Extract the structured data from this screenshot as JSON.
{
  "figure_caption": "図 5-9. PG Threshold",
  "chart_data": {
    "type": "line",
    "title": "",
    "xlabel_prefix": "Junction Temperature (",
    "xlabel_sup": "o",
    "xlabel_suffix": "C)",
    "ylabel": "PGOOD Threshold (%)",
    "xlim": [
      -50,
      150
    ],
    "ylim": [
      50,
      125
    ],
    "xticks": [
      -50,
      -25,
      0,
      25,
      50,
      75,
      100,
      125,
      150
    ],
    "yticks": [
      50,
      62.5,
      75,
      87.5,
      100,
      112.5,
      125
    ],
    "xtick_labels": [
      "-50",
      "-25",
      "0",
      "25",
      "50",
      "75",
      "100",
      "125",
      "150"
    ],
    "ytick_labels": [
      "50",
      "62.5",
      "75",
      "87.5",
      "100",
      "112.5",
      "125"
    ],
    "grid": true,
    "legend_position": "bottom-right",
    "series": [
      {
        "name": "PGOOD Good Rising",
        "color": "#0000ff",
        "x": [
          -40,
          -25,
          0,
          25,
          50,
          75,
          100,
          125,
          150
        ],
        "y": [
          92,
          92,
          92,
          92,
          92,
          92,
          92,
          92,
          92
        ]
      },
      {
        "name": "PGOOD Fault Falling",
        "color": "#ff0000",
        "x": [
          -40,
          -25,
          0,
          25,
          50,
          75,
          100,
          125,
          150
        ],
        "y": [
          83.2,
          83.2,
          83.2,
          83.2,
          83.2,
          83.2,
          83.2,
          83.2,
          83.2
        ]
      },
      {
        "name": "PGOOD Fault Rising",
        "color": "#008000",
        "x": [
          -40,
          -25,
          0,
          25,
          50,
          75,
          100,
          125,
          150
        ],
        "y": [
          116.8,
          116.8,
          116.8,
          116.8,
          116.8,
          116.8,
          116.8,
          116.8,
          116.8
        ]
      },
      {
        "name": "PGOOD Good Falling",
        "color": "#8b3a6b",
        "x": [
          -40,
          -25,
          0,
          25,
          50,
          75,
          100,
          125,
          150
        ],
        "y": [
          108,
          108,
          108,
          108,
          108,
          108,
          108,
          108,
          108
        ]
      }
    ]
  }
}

****

▶ _Task to complete_: Return every record above exactly as it appears.

▶ _Correct result_:
Extract the structured data from this screenshot as JSON.
{
  "figure_caption": "図 5-9. PG Threshold",
  "chart_data": {
    "type": "line",
    "title": "",
    "xlabel_prefix": "Junction Temperature (",
    "xlabel_sup": "o",
    "xlabel_suffix": "C)",
    "ylabel": "PGOOD Threshold (%)",
    "xlim": [
      -50,
      150
    ],
    "ylim": [
      50,
      125
    ],
    "xticks": [
      -50,
      -25,
      0,
      25,
      50,
      75,
      100,
      125,
      150
    ],
    "yticks": [
      50,
      62.5,
      75,
      87.5,
      100,
      112.5,
      125
    ],
    "xtick_labels": [
      "-50",
      "-25",
      "0",
      "25",
      "50",
      "75",
      "100",
      "125",
      "150"
    ],
    "ytick_labels": [
      "50",
      "62.5",
      "75",
      "87.5",
      "100",
      "112.5",
      "125"
    ],
    "grid": true,
    "legend_position": "bottom-right",
    "series": [
      {
        "name": "PGOOD Good Rising",
        "color": "#0000ff",
        "x": [
          -40,
          -25,
          0,
          25,
          50,
          75,
          100,
          125,
          150
        ],
        "y": [
          92,
          92,
          92,
          92,
          92,
          92,
          92,
          92,
          92
        ]
      },
      {
        "name": "PGOOD Fault Falling",
        "color": "#ff0000",
        "x": [
          -40,
          -25,
          0,
          25,
          50,
          75,
          100,
          125,
          150
        ],
        "y": [
          83.2,
          83.2,
          83.2,
          83.2,
          83.2,
          83.2,
          83.2,
          83.2,
          83.2
        ]
      },
      {
        "name": "PGOOD Fault Rising",
        "color": "#008000",
        "x": [
          -40,
          -25,
          0,
          25,
          50,
          75,
          100,
          125,
          150
        ],
        "y": [
          116.8,
          116.8,
          116.8,
          116.8,
          116.8,
          116.8,
          116.8,
          116.8,
          116.8
        ]
      },
      {
        "name": "PGOOD Good Falling",
        "color": "#8b3a6b",
        "x": [
          -40,
          -25,
          0,
          25,
          50,
          75,
          100,
          125,
          150
        ],
        "y": [
          108,
          108,
          108,
          108,
          108,
          108,
          108,
          108,
          108
        ]
      }
    ]
  }
}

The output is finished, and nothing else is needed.